STATED TASK
Make an exact copy of the listing below.

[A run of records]
***
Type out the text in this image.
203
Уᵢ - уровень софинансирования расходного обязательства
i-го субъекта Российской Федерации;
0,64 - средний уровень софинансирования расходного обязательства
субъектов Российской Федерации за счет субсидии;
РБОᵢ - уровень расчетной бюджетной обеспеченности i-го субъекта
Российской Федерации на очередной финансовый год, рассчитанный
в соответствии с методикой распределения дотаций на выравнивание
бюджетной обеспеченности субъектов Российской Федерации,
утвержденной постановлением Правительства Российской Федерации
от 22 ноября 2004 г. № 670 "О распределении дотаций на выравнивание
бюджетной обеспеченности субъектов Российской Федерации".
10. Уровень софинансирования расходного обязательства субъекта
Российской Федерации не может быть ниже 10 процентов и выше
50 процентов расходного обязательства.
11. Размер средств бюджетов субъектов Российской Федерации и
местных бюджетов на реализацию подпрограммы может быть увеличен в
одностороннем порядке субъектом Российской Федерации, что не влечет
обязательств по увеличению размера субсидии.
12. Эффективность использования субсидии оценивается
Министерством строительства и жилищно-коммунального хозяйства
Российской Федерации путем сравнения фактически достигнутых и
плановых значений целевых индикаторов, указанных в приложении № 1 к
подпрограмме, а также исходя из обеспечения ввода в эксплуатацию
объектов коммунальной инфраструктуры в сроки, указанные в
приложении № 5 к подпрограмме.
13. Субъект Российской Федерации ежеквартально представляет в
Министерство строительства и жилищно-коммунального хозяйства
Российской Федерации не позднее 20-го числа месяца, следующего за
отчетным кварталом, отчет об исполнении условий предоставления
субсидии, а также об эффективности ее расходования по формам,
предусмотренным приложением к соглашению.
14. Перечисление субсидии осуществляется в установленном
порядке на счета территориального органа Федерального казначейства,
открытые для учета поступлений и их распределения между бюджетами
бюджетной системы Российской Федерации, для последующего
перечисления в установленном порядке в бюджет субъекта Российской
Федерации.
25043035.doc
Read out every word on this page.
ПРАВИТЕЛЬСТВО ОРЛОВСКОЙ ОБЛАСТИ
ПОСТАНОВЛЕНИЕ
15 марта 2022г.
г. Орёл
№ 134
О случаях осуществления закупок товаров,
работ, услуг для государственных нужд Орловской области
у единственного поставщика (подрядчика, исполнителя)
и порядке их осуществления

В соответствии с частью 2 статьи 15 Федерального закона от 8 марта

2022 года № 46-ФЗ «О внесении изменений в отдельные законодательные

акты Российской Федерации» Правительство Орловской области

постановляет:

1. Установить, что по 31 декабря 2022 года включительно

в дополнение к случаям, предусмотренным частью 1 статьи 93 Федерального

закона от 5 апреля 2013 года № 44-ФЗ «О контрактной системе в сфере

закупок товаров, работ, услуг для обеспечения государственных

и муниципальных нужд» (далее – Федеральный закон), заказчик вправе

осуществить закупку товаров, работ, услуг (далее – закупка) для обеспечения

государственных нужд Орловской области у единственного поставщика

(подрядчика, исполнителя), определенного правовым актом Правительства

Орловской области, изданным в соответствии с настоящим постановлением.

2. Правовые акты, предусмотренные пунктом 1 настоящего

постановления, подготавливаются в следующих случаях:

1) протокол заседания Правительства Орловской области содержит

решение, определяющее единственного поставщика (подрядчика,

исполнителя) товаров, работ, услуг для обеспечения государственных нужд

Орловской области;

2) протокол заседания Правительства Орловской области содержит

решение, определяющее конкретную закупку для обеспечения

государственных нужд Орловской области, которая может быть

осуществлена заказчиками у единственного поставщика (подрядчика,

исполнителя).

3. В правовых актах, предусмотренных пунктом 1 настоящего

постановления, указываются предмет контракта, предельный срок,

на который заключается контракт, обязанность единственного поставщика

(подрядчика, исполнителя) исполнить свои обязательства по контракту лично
***
SOLUTION
Type out the text in this image.
203
Уᵢ - уровень софинансирования расходного обязательства
i-го субъекта Российской Федерации;
0,64 - средний уровень софинансирования расходного обязательства
субъектов Российской Федерации за счет субсидии;
РБОᵢ - уровень расчетной бюджетной обеспеченности i-го субъекта
Российской Федерации на очередной финансовый год, рассчитанный
в соответствии с методикой распределения дотаций на выравнивание
бюджетной обеспеченности субъектов Российской Федерации,
утвержденной постановлением Правительства Российской Федерации
от 22 ноября 2004 г. № 670 "О распределении дотаций на выравнивание
бюджетной обеспеченности субъектов Российской Федерации".
10. Уровень софинансирования расходного обязательства субъекта
Российской Федерации не может быть ниже 10 процентов и выше
50 процентов расходного обязательства.
11. Размер средств бюджетов субъектов Российской Федерации и
местных бюджетов на реализацию подпрограммы может быть увеличен в
одностороннем порядке субъектом Российской Федерации, что не влечет
обязательств по увеличению размера субсидии.
12. Эффективность использования субсидии оценивается
Министерством строительства и жилищно-коммунального хозяйства
Российской Федерации путем сравнения фактически достигнутых и
плановых значений целевых индикаторов, указанных в приложении № 1 к
подпрограмме, а также исходя из обеспечения ввода в эксплуатацию
объектов коммунальной инфраструктуры в сроки, указанные в
приложении № 5 к подпрограмме.
13. Субъект Российской Федерации ежеквартально представляет в
Министерство строительства и жилищно-коммунального хозяйства
Российской Федерации не позднее 20-го числа месяца, следующего за
отчетным кварталом, отчет об исполнении условий предоставления
субсидии, а также об эффективности ее расходования по формам,
предусмотренным приложением к соглашению.
14. Перечисление субсидии осуществляется в установленном
порядке на счета территориального органа Федерального казначейства,
открытые для учета поступлений и их распределения между бюджетами
бюджетной системы Российской Федерации, для последующего
перечисления в установленном порядке в бюджет субъекта Российской
Федерации.
25043035.doc
Read out every word on this page.
ПРАВИТЕЛЬСТВО ОРЛОВСКОЙ ОБЛАСТИ
ПОСТАНОВЛЕНИЕ
15 марта 2022г.
г. Орёл
№ 134
О случаях осуществления закупок товаров,
работ, услуг для государственных нужд Орловской области
у единственного поставщика (подрядчика, исполнителя)
и порядке их осуществления

В соответствии с частью 2 статьи 15 Федерального закона от 8 марта

2022 года № 46-ФЗ «О внесении изменений в отдельные законодательные

акты Российской Федерации» Правительство Орловской области

постановляет:

1. Установить, что по 31 декабря 2022 года включительно

в дополнение к случаям, предусмотренным частью 1 статьи 93 Федерального

закона от 5 апреля 2013 года № 44-ФЗ «О контрактной системе в сфере

закупок товаров, работ, услуг для обеспечения государственных

и муниципальных нужд» (далее – Федеральный закон), заказчик вправе

осуществить закупку товаров, работ, услуг (далее – закупка) для обеспечения

государственных нужд Орловской области у единственного поставщика

(подрядчика, исполнителя), определенного правовым актом Правительства

Орловской области, изданным в соответствии с настоящим постановлением.

2. Правовые акты, предусмотренные пунктом 1 настоящего

постановления, подготавливаются в следующих случаях:

1) протокол заседания Правительства Орловской области содержит

решение, определяющее единственного поставщика (подрядчика,

исполнителя) товаров, работ, услуг для обеспечения государственных нужд

Орловской области;

2) протокол заседания Правительства Орловской области содержит

решение, определяющее конкретную закупку для обеспечения

государственных нужд Орловской области, которая может быть

осуществлена заказчиками у единственного поставщика (подрядчика,

исполнителя).

3. В правовых актах, предусмотренных пунктом 1 настоящего

постановления, указываются предмет контракта, предельный срок,

на который заключается контракт, обязанность единственного поставщика

(подрядчика, исполнителя) исполнить свои обязательства по контракту лично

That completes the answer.